**Brief:** Determine the number of lines that have the string "this" in them, and give only that number.

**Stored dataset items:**
-- Begin --

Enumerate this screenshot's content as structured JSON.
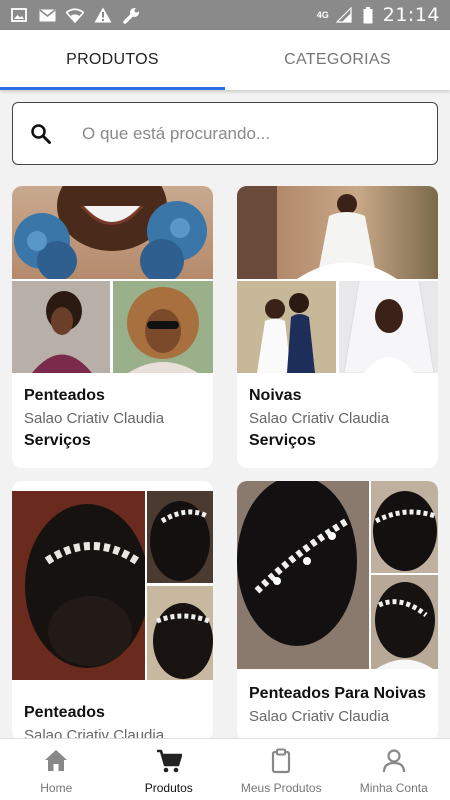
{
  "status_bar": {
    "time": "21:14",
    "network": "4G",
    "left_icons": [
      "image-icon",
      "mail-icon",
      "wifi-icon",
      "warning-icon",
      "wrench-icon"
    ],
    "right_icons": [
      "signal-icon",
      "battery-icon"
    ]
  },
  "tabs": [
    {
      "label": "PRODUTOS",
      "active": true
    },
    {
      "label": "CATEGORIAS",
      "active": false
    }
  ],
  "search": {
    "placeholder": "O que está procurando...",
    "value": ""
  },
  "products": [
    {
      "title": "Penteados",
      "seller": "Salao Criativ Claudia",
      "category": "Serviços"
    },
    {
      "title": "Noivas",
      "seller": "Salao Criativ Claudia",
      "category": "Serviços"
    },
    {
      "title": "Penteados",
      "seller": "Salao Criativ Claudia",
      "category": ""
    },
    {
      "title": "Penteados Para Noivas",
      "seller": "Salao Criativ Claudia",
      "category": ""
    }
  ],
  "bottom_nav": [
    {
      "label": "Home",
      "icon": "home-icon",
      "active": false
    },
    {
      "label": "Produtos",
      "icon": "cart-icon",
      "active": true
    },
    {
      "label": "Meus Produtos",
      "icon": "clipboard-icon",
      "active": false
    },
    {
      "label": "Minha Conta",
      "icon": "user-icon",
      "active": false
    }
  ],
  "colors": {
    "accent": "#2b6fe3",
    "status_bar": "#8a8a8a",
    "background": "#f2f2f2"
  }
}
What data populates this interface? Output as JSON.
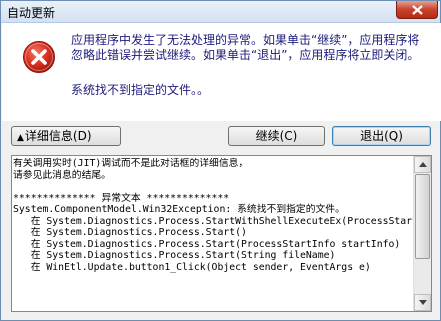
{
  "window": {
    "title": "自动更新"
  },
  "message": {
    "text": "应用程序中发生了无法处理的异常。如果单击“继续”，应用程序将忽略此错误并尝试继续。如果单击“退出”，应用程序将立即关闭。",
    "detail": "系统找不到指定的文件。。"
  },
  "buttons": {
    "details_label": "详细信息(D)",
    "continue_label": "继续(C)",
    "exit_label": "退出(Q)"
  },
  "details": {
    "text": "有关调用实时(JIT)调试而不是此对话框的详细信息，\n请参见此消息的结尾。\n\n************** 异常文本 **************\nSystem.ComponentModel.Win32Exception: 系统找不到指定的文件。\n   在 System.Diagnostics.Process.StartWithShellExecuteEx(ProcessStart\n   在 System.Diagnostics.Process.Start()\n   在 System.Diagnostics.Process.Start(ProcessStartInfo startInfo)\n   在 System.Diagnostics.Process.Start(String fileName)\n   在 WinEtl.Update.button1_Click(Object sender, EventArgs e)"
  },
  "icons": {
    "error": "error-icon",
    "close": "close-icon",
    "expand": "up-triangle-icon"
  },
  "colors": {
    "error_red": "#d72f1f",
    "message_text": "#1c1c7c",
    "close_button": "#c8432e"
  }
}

-- End --
-- Begin --

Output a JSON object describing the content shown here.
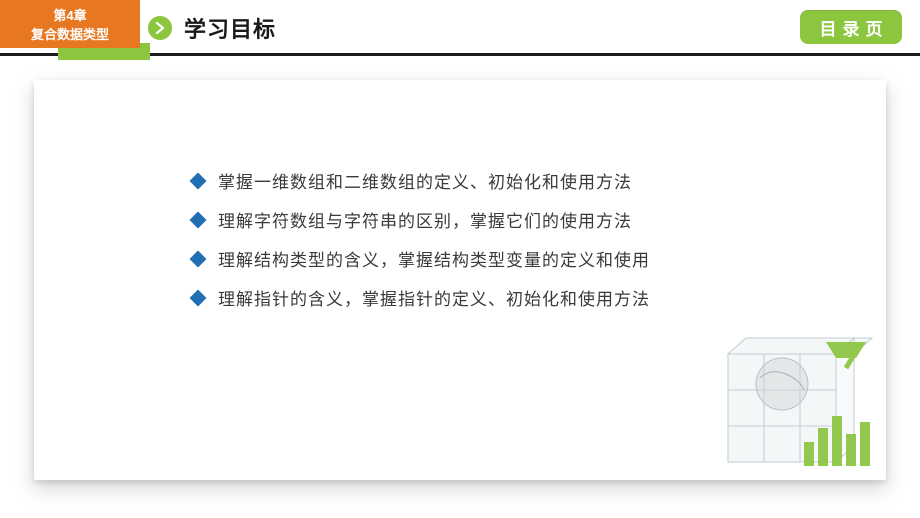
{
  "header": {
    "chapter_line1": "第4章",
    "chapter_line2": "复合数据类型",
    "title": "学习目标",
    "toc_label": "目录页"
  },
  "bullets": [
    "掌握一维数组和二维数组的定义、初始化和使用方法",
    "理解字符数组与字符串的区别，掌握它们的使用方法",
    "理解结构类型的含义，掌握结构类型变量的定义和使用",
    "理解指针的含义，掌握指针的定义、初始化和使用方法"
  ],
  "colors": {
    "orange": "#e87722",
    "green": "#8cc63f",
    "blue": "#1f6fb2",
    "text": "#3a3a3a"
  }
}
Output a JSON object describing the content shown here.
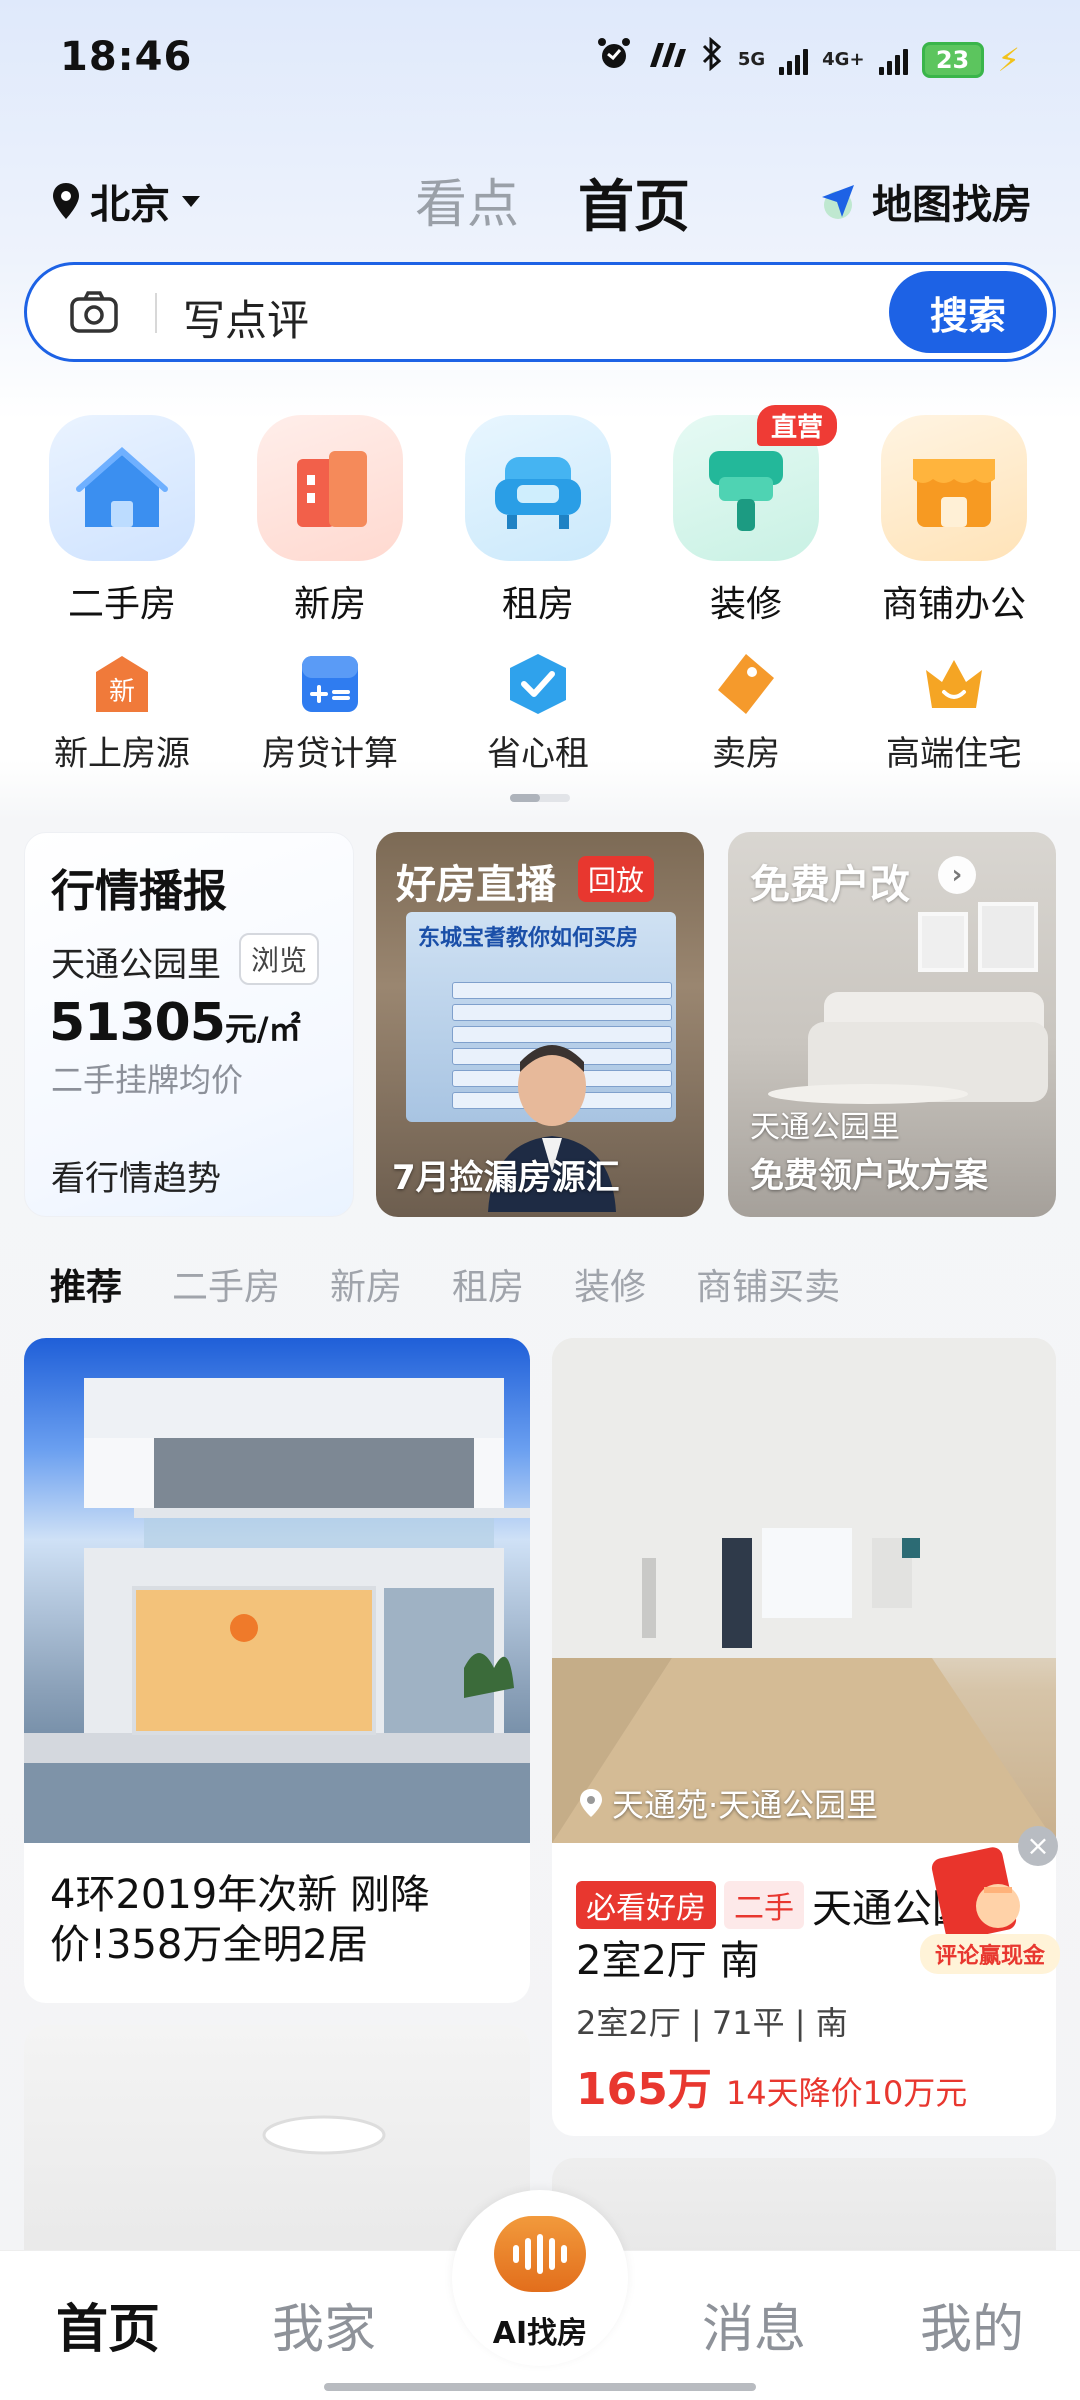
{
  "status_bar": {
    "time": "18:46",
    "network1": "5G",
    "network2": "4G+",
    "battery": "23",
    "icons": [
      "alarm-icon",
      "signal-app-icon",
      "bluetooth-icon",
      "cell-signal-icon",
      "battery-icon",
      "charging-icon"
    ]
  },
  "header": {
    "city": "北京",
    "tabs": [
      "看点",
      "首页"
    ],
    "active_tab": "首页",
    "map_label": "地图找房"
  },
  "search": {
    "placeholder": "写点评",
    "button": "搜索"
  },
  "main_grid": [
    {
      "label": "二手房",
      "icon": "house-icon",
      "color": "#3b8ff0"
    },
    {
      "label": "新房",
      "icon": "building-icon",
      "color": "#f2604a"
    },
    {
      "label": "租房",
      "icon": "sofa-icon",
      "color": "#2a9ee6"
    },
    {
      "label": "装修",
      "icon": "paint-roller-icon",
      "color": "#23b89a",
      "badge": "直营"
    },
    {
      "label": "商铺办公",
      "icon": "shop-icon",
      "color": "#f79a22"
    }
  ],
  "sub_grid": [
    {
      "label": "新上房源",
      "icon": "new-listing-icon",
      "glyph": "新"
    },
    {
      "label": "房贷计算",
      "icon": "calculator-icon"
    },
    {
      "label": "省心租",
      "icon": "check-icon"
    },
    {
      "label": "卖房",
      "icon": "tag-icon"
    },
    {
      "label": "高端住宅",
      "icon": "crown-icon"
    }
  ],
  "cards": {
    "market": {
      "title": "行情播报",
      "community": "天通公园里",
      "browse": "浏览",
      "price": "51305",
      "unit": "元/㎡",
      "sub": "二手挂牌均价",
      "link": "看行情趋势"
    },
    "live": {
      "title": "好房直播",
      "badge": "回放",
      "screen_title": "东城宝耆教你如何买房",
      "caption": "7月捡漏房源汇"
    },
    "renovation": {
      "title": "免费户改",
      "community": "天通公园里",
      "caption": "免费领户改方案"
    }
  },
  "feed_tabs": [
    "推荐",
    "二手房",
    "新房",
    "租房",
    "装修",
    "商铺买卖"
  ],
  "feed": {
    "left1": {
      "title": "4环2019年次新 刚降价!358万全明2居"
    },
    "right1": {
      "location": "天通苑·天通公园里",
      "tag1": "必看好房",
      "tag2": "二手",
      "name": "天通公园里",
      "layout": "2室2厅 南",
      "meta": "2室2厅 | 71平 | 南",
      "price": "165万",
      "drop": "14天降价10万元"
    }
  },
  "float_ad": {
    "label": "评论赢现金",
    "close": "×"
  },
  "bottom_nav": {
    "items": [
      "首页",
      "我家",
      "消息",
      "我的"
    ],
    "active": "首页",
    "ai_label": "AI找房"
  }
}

-- End --

**Full response:** 2